INFORMATION SUPPLIED
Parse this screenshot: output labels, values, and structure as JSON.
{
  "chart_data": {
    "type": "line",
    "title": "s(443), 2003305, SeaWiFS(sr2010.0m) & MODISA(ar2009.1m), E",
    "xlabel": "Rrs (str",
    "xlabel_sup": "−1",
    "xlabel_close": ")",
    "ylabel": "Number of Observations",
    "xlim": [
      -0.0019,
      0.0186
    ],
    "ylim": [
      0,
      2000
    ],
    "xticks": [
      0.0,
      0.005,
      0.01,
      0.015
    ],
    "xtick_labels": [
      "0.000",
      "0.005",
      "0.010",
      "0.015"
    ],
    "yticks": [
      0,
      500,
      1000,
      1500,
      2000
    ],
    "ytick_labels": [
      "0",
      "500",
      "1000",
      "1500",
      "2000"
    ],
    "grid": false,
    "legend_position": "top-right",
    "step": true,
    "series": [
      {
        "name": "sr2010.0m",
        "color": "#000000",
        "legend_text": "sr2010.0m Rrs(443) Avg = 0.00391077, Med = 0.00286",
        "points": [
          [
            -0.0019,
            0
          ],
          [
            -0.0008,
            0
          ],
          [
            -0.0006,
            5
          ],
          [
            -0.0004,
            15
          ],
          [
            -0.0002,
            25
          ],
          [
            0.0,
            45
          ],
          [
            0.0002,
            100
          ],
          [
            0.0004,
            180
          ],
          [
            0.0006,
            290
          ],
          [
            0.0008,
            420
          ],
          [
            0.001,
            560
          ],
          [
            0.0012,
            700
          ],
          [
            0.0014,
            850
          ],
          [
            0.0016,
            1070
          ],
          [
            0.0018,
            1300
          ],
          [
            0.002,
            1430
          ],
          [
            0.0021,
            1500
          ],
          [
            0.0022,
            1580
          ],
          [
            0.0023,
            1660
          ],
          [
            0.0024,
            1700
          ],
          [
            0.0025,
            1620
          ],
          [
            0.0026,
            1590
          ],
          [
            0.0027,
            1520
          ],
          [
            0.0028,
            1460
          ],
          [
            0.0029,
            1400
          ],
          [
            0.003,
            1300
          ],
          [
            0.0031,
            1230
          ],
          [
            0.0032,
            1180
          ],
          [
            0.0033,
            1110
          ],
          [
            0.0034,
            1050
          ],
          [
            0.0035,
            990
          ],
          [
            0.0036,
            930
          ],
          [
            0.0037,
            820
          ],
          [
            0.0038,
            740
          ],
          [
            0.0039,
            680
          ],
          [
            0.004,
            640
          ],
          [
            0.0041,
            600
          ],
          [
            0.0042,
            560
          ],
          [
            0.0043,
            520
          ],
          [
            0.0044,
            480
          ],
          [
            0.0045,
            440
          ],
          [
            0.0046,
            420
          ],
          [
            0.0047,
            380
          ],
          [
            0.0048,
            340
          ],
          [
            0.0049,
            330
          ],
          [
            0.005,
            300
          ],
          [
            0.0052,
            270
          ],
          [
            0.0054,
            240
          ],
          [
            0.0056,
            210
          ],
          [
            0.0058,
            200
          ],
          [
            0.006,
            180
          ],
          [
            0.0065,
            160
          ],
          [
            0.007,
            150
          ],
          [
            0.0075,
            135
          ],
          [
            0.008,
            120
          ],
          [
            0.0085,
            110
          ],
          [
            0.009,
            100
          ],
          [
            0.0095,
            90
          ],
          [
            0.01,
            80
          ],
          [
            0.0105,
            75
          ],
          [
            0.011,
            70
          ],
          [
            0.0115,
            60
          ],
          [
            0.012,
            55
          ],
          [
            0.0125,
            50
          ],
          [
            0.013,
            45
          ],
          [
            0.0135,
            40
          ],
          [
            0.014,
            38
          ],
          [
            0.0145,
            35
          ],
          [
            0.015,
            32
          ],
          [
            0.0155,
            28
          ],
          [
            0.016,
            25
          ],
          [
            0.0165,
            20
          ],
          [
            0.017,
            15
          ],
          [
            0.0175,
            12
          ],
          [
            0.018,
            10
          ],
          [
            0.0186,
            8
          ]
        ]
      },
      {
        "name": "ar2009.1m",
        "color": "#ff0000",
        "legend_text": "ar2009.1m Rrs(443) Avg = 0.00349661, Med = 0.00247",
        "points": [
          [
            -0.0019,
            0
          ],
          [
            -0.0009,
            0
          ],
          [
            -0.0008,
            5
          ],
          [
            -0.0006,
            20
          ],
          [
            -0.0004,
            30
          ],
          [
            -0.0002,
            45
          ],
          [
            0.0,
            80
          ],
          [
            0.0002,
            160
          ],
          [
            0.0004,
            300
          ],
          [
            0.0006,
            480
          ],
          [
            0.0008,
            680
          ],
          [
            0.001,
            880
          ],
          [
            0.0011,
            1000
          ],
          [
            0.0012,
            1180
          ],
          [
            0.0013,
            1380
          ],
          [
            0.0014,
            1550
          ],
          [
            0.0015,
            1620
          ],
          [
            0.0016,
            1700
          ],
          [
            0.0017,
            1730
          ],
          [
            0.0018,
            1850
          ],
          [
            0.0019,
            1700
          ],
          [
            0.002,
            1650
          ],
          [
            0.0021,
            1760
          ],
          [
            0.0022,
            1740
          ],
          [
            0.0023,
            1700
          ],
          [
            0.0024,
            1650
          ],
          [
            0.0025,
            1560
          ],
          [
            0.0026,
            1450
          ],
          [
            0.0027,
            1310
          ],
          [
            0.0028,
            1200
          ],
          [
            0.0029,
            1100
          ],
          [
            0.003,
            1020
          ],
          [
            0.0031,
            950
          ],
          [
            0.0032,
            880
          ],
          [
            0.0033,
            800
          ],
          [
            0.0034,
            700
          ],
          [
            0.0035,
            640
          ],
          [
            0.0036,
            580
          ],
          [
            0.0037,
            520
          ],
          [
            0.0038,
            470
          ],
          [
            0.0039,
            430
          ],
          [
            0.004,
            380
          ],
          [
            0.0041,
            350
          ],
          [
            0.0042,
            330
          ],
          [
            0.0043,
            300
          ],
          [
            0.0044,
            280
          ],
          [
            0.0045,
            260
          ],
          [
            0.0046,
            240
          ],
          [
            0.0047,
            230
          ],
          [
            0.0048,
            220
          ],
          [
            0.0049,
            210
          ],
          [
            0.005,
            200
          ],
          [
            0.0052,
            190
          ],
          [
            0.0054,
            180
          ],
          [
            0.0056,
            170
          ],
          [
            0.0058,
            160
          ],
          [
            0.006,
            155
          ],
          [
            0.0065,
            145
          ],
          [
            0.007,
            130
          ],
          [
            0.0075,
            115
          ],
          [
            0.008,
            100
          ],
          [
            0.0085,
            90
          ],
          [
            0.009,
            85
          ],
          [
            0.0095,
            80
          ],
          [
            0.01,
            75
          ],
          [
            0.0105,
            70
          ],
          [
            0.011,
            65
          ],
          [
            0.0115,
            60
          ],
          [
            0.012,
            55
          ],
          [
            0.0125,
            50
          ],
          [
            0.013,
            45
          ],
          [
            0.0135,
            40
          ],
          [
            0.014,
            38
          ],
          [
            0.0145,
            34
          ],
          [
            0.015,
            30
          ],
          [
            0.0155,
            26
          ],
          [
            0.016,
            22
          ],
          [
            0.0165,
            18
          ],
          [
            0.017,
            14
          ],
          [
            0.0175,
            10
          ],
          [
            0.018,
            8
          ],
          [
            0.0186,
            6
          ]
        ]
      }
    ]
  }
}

TASK STATEMENT
Set out the complete listing exactly as shown.

CORRECT OUTPUT
Parse this screenshot: output labels, values, and structure as JSON.
{
  "chart_data": {
    "type": "line",
    "title": "s(443), 2003305, SeaWiFS(sr2010.0m) & MODISA(ar2009.1m), E",
    "xlabel": "Rrs (str",
    "xlabel_sup": "−1",
    "xlabel_close": ")",
    "ylabel": "Number of Observations",
    "xlim": [
      -0.0019,
      0.0186
    ],
    "ylim": [
      0,
      2000
    ],
    "xticks": [
      0.0,
      0.005,
      0.01,
      0.015
    ],
    "xtick_labels": [
      "0.000",
      "0.005",
      "0.010",
      "0.015"
    ],
    "yticks": [
      0,
      500,
      1000,
      1500,
      2000
    ],
    "ytick_labels": [
      "0",
      "500",
      "1000",
      "1500",
      "2000"
    ],
    "grid": false,
    "legend_position": "top-right",
    "step": true,
    "series": [
      {
        "name": "sr2010.0m",
        "color": "#000000",
        "legend_text": "sr2010.0m Rrs(443) Avg = 0.00391077, Med = 0.00286",
        "points": [
          [
            -0.0019,
            0
          ],
          [
            -0.0008,
            0
          ],
          [
            -0.0006,
            5
          ],
          [
            -0.0004,
            15
          ],
          [
            -0.0002,
            25
          ],
          [
            0.0,
            45
          ],
          [
            0.0002,
            100
          ],
          [
            0.0004,
            180
          ],
          [
            0.0006,
            290
          ],
          [
            0.0008,
            420
          ],
          [
            0.001,
            560
          ],
          [
            0.0012,
            700
          ],
          [
            0.0014,
            850
          ],
          [
            0.0016,
            1070
          ],
          [
            0.0018,
            1300
          ],
          [
            0.002,
            1430
          ],
          [
            0.0021,
            1500
          ],
          [
            0.0022,
            1580
          ],
          [
            0.0023,
            1660
          ],
          [
            0.0024,
            1700
          ],
          [
            0.0025,
            1620
          ],
          [
            0.0026,
            1590
          ],
          [
            0.0027,
            1520
          ],
          [
            0.0028,
            1460
          ],
          [
            0.0029,
            1400
          ],
          [
            0.003,
            1300
          ],
          [
            0.0031,
            1230
          ],
          [
            0.0032,
            1180
          ],
          [
            0.0033,
            1110
          ],
          [
            0.0034,
            1050
          ],
          [
            0.0035,
            990
          ],
          [
            0.0036,
            930
          ],
          [
            0.0037,
            820
          ],
          [
            0.0038,
            740
          ],
          [
            0.0039,
            680
          ],
          [
            0.004,
            640
          ],
          [
            0.0041,
            600
          ],
          [
            0.0042,
            560
          ],
          [
            0.0043,
            520
          ],
          [
            0.0044,
            480
          ],
          [
            0.0045,
            440
          ],
          [
            0.0046,
            420
          ],
          [
            0.0047,
            380
          ],
          [
            0.0048,
            340
          ],
          [
            0.0049,
            330
          ],
          [
            0.005,
            300
          ],
          [
            0.0052,
            270
          ],
          [
            0.0054,
            240
          ],
          [
            0.0056,
            210
          ],
          [
            0.0058,
            200
          ],
          [
            0.006,
            180
          ],
          [
            0.0065,
            160
          ],
          [
            0.007,
            150
          ],
          [
            0.0075,
            135
          ],
          [
            0.008,
            120
          ],
          [
            0.0085,
            110
          ],
          [
            0.009,
            100
          ],
          [
            0.0095,
            90
          ],
          [
            0.01,
            80
          ],
          [
            0.0105,
            75
          ],
          [
            0.011,
            70
          ],
          [
            0.0115,
            60
          ],
          [
            0.012,
            55
          ],
          [
            0.0125,
            50
          ],
          [
            0.013,
            45
          ],
          [
            0.0135,
            40
          ],
          [
            0.014,
            38
          ],
          [
            0.0145,
            35
          ],
          [
            0.015,
            32
          ],
          [
            0.0155,
            28
          ],
          [
            0.016,
            25
          ],
          [
            0.0165,
            20
          ],
          [
            0.017,
            15
          ],
          [
            0.0175,
            12
          ],
          [
            0.018,
            10
          ],
          [
            0.0186,
            8
          ]
        ]
      },
      {
        "name": "ar2009.1m",
        "color": "#ff0000",
        "legend_text": "ar2009.1m Rrs(443) Avg = 0.00349661, Med = 0.00247",
        "points": [
          [
            -0.0019,
            0
          ],
          [
            -0.0009,
            0
          ],
          [
            -0.0008,
            5
          ],
          [
            -0.0006,
            20
          ],
          [
            -0.0004,
            30
          ],
          [
            -0.0002,
            45
          ],
          [
            0.0,
            80
          ],
          [
            0.0002,
            160
          ],
          [
            0.0004,
            300
          ],
          [
            0.0006,
            480
          ],
          [
            0.0008,
            680
          ],
          [
            0.001,
            880
          ],
          [
            0.0011,
            1000
          ],
          [
            0.0012,
            1180
          ],
          [
            0.0013,
            1380
          ],
          [
            0.0014,
            1550
          ],
          [
            0.0015,
            1620
          ],
          [
            0.0016,
            1700
          ],
          [
            0.0017,
            1730
          ],
          [
            0.0018,
            1850
          ],
          [
            0.0019,
            1700
          ],
          [
            0.002,
            1650
          ],
          [
            0.0021,
            1760
          ],
          [
            0.0022,
            1740
          ],
          [
            0.0023,
            1700
          ],
          [
            0.0024,
            1650
          ],
          [
            0.0025,
            1560
          ],
          [
            0.0026,
            1450
          ],
          [
            0.0027,
            1310
          ],
          [
            0.0028,
            1200
          ],
          [
            0.0029,
            1100
          ],
          [
            0.003,
            1020
          ],
          [
            0.0031,
            950
          ],
          [
            0.0032,
            880
          ],
          [
            0.0033,
            800
          ],
          [
            0.0034,
            700
          ],
          [
            0.0035,
            640
          ],
          [
            0.0036,
            580
          ],
          [
            0.0037,
            520
          ],
          [
            0.0038,
            470
          ],
          [
            0.0039,
            430
          ],
          [
            0.004,
            380
          ],
          [
            0.0041,
            350
          ],
          [
            0.0042,
            330
          ],
          [
            0.0043,
            300
          ],
          [
            0.0044,
            280
          ],
          [
            0.0045,
            260
          ],
          [
            0.0046,
            240
          ],
          [
            0.0047,
            230
          ],
          [
            0.0048,
            220
          ],
          [
            0.0049,
            210
          ],
          [
            0.005,
            200
          ],
          [
            0.0052,
            190
          ],
          [
            0.0054,
            180
          ],
          [
            0.0056,
            170
          ],
          [
            0.0058,
            160
          ],
          [
            0.006,
            155
          ],
          [
            0.0065,
            145
          ],
          [
            0.007,
            130
          ],
          [
            0.0075,
            115
          ],
          [
            0.008,
            100
          ],
          [
            0.0085,
            90
          ],
          [
            0.009,
            85
          ],
          [
            0.0095,
            80
          ],
          [
            0.01,
            75
          ],
          [
            0.0105,
            70
          ],
          [
            0.011,
            65
          ],
          [
            0.0115,
            60
          ],
          [
            0.012,
            55
          ],
          [
            0.0125,
            50
          ],
          [
            0.013,
            45
          ],
          [
            0.0135,
            40
          ],
          [
            0.014,
            38
          ],
          [
            0.0145,
            34
          ],
          [
            0.015,
            30
          ],
          [
            0.0155,
            26
          ],
          [
            0.016,
            22
          ],
          [
            0.0165,
            18
          ],
          [
            0.017,
            14
          ],
          [
            0.0175,
            10
          ],
          [
            0.018,
            8
          ],
          [
            0.0186,
            6
          ]
        ]
      }
    ]
  }
}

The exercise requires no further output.